++++ Task input

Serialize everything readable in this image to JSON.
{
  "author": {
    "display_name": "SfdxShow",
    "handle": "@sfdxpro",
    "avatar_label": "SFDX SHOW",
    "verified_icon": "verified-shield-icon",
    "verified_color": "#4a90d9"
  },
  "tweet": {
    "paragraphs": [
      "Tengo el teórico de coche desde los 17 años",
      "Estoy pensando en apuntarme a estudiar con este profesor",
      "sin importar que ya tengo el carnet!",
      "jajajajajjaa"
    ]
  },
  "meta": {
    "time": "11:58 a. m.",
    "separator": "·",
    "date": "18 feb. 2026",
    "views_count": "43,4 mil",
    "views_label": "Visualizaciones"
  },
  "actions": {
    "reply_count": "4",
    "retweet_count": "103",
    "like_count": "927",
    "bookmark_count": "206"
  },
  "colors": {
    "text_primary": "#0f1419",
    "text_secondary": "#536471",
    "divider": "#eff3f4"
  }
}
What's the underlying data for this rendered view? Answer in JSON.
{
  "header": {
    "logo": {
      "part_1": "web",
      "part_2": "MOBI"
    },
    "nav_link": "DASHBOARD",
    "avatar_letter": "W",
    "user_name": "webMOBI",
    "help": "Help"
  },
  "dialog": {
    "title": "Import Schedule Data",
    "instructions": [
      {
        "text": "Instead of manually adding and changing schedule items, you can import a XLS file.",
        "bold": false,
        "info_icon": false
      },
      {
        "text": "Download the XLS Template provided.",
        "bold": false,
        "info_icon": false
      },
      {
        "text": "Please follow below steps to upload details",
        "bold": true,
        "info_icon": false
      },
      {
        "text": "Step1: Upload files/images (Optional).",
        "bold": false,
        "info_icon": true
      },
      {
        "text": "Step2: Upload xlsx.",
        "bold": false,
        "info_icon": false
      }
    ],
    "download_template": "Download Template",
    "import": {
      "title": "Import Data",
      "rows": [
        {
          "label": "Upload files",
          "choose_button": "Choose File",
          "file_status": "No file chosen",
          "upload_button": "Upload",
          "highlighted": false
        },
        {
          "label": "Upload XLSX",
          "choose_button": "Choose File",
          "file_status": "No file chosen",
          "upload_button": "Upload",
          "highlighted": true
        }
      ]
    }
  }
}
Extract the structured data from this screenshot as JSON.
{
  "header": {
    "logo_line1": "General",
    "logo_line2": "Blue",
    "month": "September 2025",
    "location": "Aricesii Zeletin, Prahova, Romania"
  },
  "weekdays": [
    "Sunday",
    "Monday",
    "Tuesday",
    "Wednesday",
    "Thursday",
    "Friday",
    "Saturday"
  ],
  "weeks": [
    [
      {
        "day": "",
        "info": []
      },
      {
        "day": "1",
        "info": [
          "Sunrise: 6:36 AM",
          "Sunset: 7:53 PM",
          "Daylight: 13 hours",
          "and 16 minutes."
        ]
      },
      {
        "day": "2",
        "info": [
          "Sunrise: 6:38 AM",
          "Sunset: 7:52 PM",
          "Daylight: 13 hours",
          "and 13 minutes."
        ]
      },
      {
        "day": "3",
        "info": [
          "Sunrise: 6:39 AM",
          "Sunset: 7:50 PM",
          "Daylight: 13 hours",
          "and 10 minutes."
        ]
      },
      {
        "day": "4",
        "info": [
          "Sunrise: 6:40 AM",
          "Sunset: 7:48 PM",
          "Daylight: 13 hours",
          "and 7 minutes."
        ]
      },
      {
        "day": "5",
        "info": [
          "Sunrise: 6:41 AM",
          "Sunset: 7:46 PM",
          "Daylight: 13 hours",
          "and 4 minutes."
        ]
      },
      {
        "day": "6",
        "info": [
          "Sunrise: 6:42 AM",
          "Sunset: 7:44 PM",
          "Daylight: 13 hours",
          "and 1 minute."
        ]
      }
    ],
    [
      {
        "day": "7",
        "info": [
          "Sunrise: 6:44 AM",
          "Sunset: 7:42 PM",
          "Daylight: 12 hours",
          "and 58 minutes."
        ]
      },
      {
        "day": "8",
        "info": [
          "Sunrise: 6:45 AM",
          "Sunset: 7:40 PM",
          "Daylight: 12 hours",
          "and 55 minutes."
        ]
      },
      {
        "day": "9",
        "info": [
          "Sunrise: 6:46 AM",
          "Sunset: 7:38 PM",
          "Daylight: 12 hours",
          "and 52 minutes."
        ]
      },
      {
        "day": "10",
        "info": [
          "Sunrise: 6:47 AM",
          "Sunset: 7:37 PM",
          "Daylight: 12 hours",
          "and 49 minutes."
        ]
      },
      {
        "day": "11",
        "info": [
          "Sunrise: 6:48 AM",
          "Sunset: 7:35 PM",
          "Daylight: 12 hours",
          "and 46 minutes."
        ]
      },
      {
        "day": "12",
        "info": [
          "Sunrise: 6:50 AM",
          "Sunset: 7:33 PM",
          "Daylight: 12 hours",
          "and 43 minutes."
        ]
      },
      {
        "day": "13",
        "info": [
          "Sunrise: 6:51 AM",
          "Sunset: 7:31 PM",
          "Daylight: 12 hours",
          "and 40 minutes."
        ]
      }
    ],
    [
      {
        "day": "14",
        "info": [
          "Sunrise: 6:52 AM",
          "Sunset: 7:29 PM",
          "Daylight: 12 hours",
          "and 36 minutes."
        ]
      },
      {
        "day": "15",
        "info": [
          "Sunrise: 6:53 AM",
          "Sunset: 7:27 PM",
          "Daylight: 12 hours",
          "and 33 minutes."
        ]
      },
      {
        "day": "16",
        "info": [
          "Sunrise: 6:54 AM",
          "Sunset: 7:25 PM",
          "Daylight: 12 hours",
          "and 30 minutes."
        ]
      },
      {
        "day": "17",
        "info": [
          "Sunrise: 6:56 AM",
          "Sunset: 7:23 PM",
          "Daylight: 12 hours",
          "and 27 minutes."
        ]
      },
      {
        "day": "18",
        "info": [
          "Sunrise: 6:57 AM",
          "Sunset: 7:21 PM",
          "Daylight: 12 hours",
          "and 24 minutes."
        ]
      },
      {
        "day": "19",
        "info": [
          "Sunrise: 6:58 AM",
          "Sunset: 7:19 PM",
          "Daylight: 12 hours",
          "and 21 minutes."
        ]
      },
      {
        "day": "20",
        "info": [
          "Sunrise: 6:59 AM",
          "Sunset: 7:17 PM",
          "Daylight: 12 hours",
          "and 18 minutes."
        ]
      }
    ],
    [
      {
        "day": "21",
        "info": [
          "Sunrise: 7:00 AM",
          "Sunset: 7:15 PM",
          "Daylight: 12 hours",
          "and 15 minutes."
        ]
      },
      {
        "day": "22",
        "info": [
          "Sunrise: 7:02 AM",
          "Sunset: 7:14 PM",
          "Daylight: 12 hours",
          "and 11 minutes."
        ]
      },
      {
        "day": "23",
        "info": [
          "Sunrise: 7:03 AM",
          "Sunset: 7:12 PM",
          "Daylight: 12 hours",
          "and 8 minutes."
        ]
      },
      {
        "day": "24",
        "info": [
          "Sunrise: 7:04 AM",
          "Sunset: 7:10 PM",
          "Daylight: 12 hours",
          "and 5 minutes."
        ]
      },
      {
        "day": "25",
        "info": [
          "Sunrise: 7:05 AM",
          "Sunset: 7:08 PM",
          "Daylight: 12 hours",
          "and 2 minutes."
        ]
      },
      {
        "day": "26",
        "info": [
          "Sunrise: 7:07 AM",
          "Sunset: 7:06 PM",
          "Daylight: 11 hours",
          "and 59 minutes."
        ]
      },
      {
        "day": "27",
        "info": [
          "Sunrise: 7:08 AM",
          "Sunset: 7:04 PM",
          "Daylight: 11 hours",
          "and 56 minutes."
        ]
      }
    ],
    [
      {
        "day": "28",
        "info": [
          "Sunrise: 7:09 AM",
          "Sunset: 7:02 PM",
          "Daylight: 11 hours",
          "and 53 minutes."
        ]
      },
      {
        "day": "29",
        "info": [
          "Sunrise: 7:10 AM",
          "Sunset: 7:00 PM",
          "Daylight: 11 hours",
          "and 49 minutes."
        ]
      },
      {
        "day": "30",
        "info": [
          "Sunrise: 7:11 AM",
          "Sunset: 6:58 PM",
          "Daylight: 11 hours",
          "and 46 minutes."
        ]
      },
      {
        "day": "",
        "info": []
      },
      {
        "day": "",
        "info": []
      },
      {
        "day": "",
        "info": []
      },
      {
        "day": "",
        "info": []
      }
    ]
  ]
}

++++++++

Every line of the listing that holds "Template" is to be counted; give only the resulting number.

Solution for this task
2